- TASK MATERIAL:
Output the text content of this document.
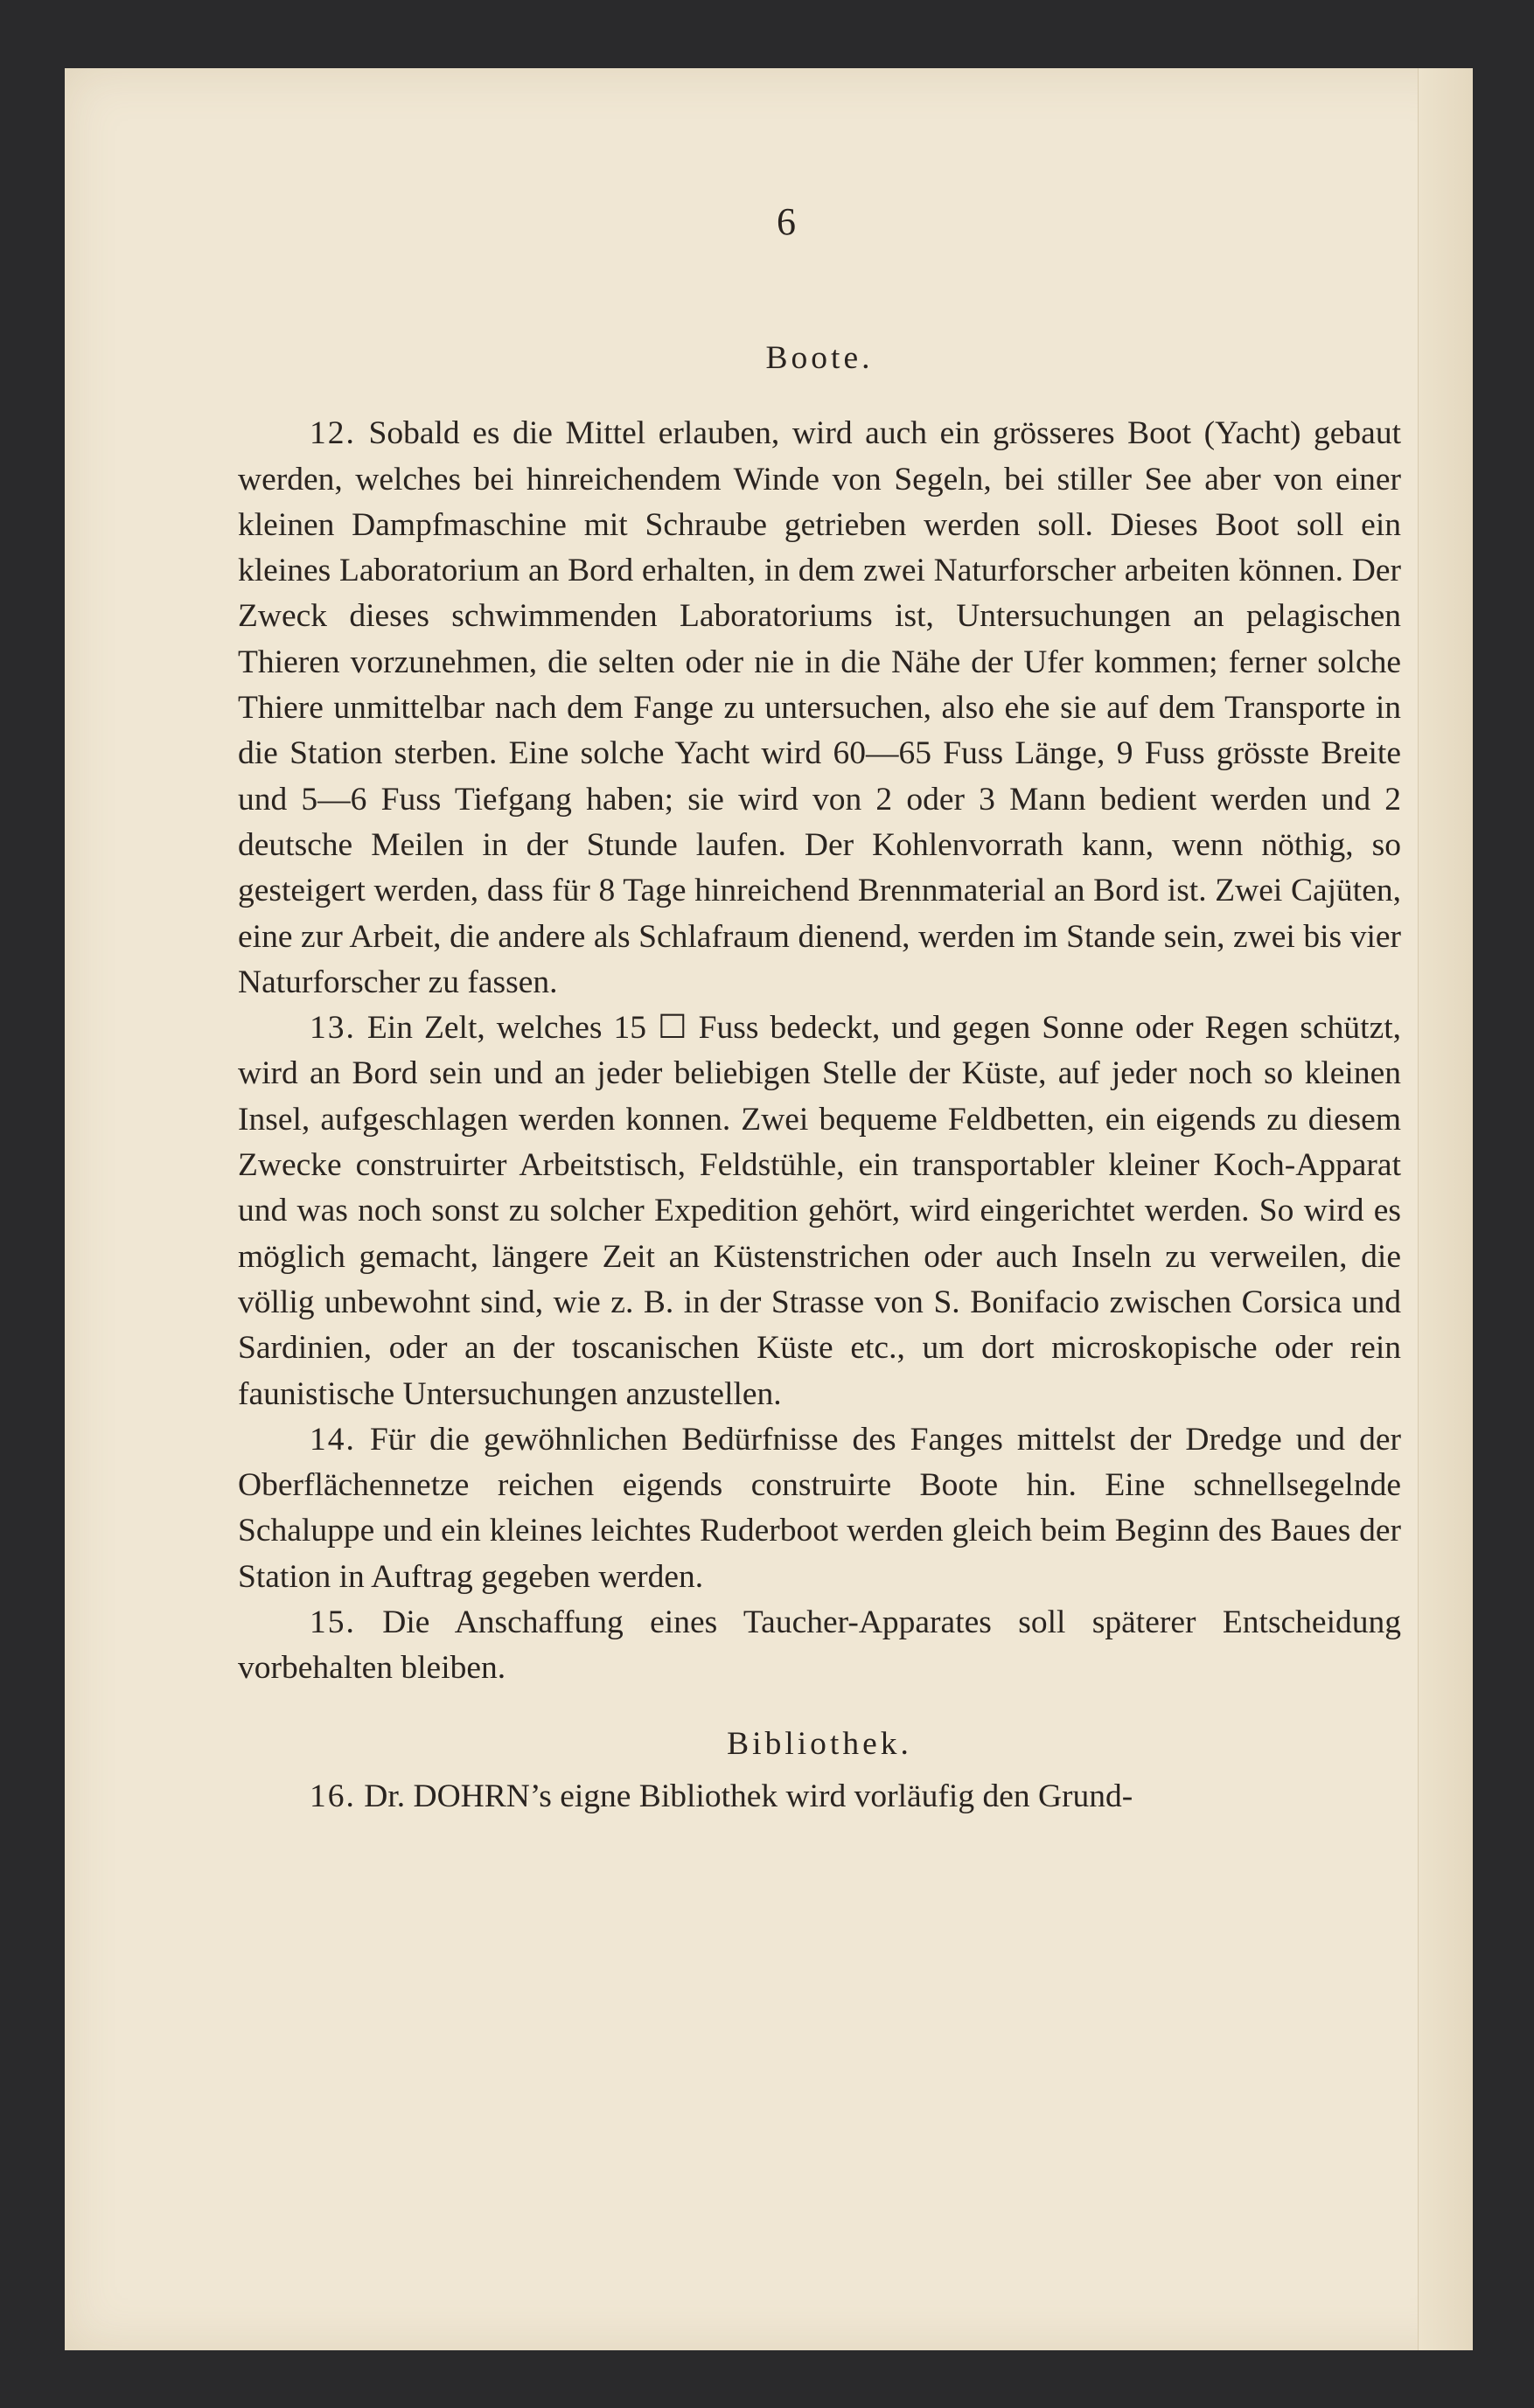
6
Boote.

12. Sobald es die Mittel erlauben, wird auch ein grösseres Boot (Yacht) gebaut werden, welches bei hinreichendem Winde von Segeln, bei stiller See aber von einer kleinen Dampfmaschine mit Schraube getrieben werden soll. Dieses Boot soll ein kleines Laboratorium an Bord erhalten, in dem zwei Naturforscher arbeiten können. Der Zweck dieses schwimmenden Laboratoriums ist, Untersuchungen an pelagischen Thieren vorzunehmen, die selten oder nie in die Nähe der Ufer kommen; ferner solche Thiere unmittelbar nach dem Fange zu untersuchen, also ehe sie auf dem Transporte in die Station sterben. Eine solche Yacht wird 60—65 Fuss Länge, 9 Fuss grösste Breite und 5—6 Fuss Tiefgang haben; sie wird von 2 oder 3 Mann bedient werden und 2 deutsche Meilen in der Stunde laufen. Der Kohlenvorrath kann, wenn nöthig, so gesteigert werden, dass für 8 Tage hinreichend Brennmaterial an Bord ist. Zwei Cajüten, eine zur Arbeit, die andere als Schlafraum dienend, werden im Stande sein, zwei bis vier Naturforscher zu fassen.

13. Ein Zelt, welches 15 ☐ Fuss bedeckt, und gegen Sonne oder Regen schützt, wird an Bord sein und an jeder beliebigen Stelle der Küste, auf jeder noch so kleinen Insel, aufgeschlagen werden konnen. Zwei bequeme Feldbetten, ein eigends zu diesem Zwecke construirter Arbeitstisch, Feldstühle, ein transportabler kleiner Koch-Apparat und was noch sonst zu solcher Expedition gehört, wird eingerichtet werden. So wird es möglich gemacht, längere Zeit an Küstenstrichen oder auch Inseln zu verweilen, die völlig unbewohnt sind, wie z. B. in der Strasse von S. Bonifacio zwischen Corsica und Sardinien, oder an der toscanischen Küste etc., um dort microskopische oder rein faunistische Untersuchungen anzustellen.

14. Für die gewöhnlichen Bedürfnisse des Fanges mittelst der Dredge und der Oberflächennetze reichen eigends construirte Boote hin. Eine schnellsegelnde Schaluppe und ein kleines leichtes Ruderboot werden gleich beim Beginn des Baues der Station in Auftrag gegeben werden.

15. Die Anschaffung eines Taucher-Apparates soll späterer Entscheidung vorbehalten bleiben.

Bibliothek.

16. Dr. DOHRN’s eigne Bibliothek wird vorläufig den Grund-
==
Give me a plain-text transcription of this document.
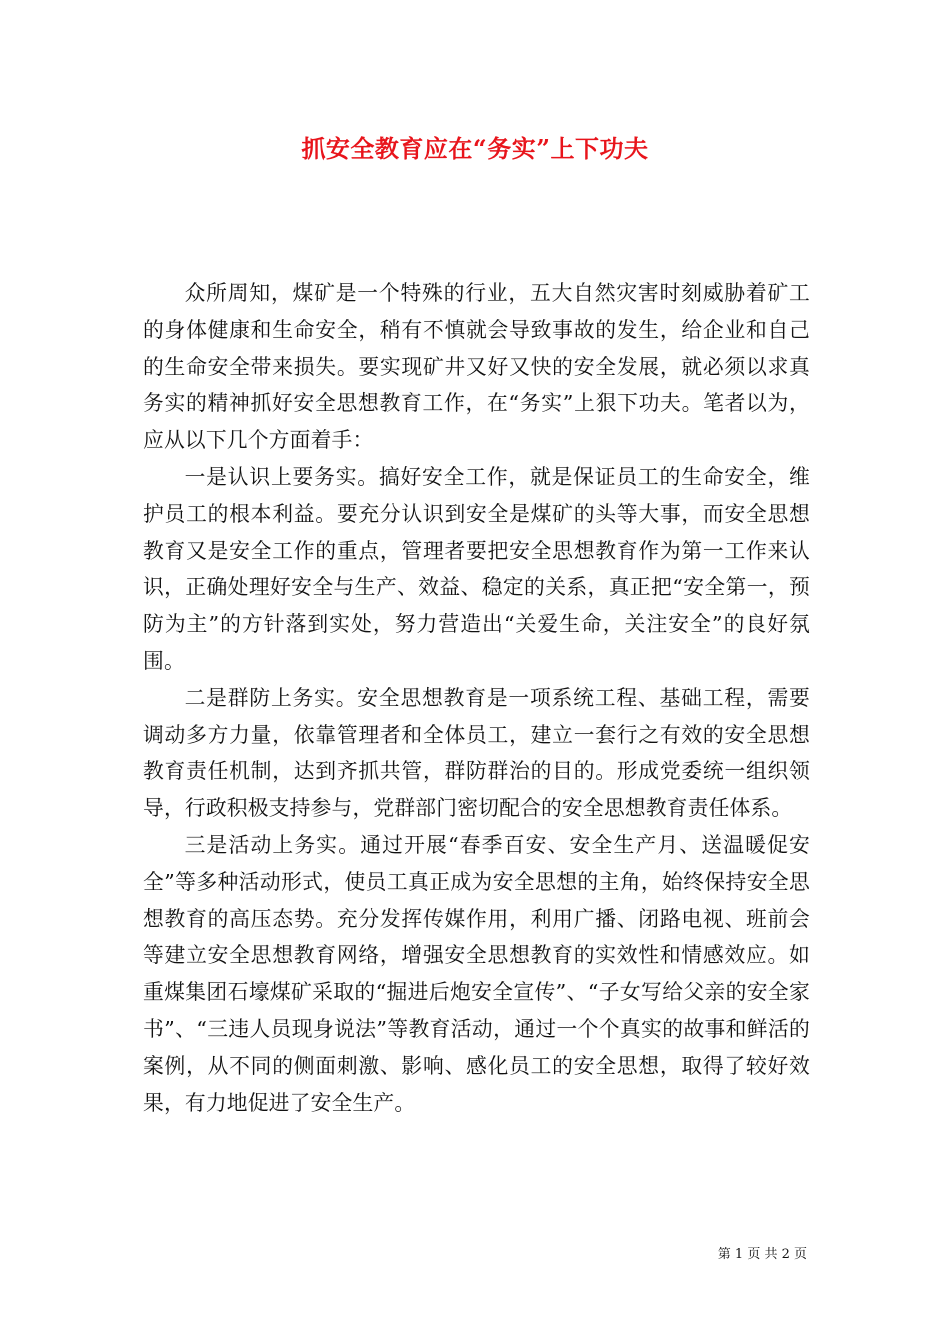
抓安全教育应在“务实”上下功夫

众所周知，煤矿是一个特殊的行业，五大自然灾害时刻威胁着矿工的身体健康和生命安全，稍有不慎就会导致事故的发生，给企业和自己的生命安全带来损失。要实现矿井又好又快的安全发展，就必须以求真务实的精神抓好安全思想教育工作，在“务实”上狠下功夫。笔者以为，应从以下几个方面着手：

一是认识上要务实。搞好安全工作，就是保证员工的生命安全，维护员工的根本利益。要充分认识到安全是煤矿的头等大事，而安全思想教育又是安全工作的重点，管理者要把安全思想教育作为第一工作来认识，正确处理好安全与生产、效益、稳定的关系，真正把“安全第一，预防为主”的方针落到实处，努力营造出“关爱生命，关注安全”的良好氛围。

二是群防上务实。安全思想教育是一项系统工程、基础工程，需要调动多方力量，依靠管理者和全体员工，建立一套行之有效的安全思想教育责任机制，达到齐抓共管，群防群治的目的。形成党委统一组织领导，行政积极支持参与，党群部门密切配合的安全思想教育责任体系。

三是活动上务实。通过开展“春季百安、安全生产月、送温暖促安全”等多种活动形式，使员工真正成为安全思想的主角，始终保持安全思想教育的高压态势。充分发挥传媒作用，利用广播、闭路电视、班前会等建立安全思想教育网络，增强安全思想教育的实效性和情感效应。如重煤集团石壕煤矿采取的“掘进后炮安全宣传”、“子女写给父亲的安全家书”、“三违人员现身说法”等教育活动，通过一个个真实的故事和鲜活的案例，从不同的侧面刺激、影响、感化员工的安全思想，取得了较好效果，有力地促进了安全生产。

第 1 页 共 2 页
---
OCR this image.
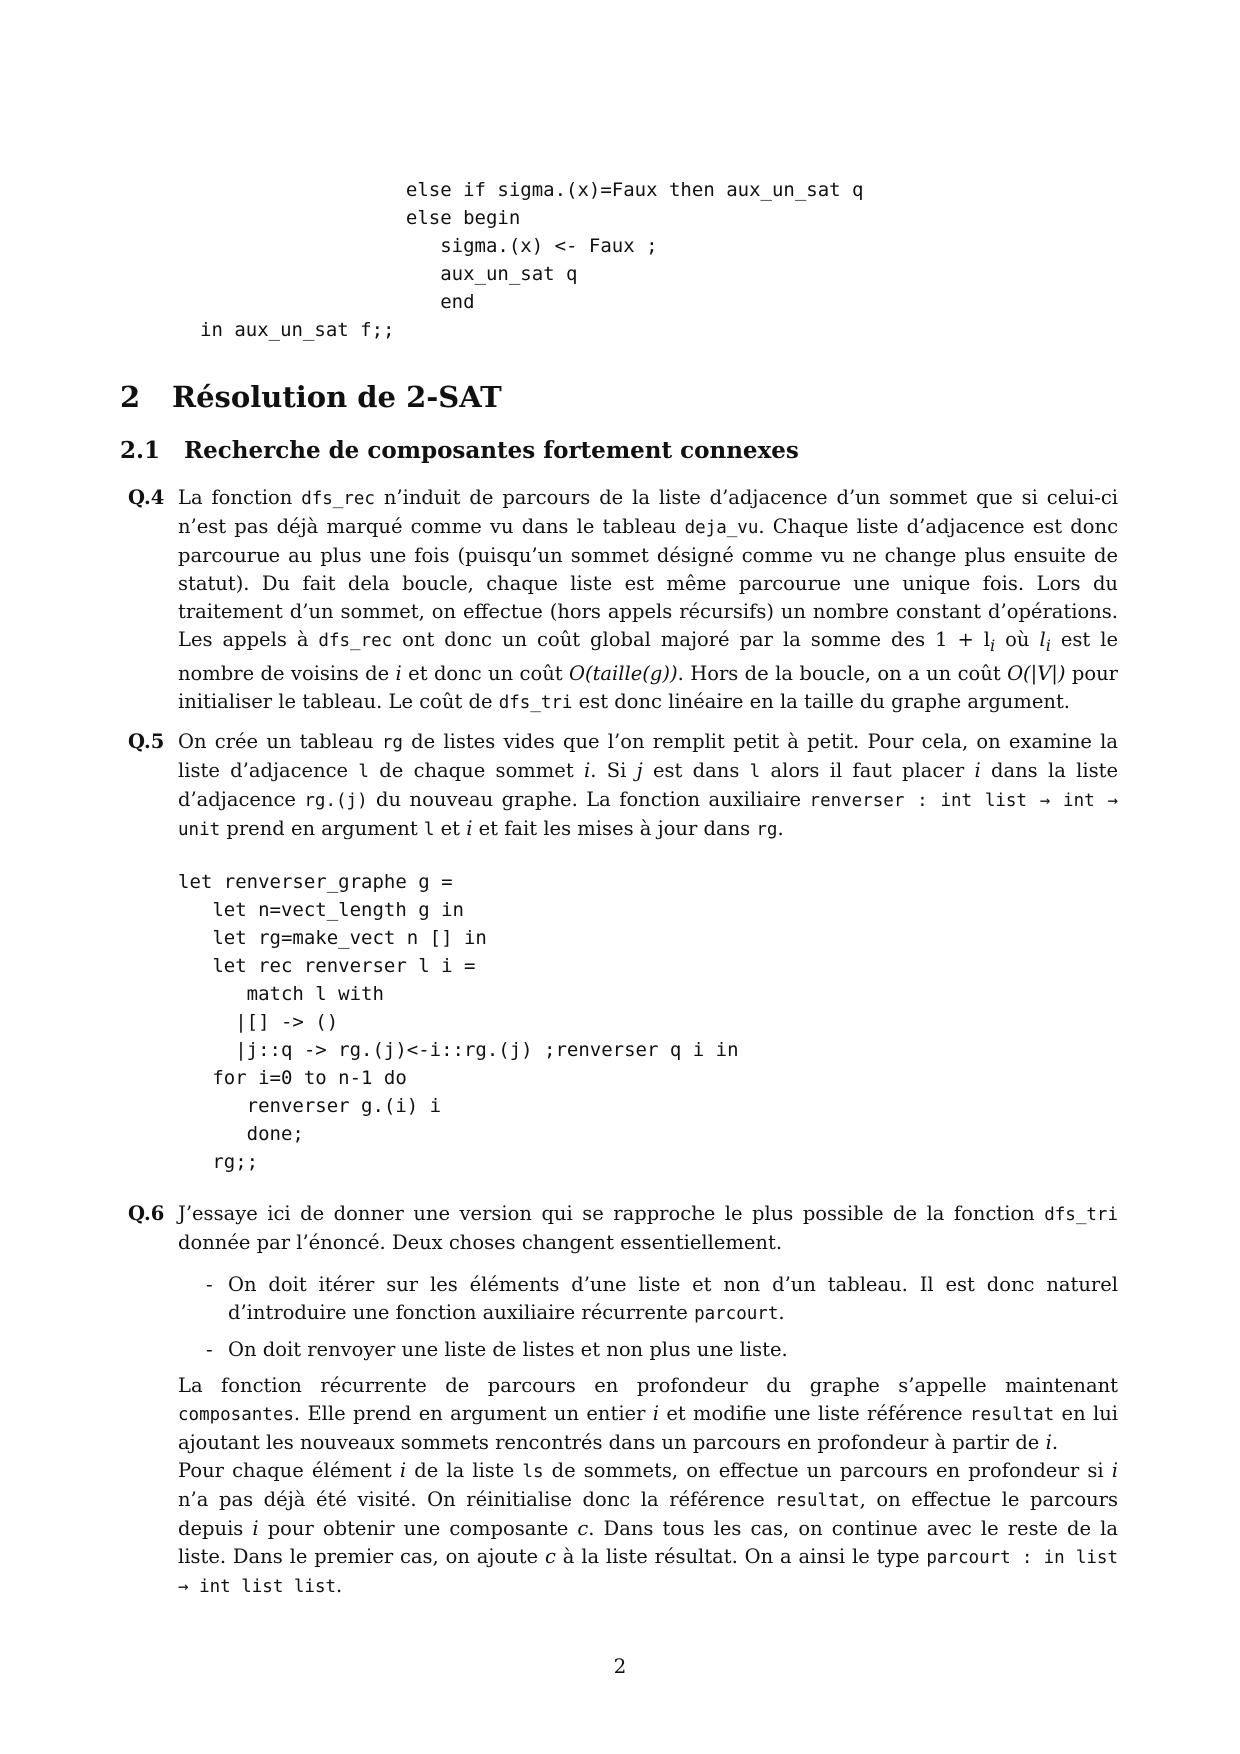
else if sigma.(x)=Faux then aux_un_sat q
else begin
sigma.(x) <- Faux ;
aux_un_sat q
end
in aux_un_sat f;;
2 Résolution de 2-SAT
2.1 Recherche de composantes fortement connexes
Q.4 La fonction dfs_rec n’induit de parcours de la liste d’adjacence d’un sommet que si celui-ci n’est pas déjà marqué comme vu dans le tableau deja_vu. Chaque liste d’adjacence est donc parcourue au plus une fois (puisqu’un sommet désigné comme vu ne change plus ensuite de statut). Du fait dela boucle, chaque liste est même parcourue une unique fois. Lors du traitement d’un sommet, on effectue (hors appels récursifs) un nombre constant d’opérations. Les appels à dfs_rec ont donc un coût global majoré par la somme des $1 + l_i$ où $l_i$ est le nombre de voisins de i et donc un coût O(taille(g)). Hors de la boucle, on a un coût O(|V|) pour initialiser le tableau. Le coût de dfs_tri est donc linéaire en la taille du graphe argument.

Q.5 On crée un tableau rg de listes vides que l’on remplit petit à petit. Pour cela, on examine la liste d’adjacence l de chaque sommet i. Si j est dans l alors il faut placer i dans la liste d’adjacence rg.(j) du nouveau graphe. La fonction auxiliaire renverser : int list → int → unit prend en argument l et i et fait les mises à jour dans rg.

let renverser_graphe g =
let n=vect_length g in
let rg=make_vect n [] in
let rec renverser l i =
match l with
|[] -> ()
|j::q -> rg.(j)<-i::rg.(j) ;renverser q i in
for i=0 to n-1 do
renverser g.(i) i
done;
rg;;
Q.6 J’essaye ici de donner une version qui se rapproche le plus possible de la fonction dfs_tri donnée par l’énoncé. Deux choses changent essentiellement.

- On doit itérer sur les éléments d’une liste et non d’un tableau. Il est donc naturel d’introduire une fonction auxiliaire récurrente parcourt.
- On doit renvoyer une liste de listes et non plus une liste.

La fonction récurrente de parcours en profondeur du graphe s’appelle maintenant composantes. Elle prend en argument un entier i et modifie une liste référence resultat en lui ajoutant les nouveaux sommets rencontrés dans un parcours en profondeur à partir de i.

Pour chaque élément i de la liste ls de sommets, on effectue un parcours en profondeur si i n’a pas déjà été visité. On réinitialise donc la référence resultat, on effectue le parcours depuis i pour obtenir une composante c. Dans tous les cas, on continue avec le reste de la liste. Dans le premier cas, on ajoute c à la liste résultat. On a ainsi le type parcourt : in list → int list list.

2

- EXERCISE TASK: Using the records above, find and show each line with the string "composantes".

- CORRECT OUTPUT:
2.1 Recherche de composantes fortement connexes
La fonction récurrente de parcours en profondeur du graphe s’appelle maintenant composantes. Elle prend en argument un entier i et modifie une liste référence resultat en lui ajoutant les nouveaux sommets rencontrés dans un parcours en profondeur à partir de i.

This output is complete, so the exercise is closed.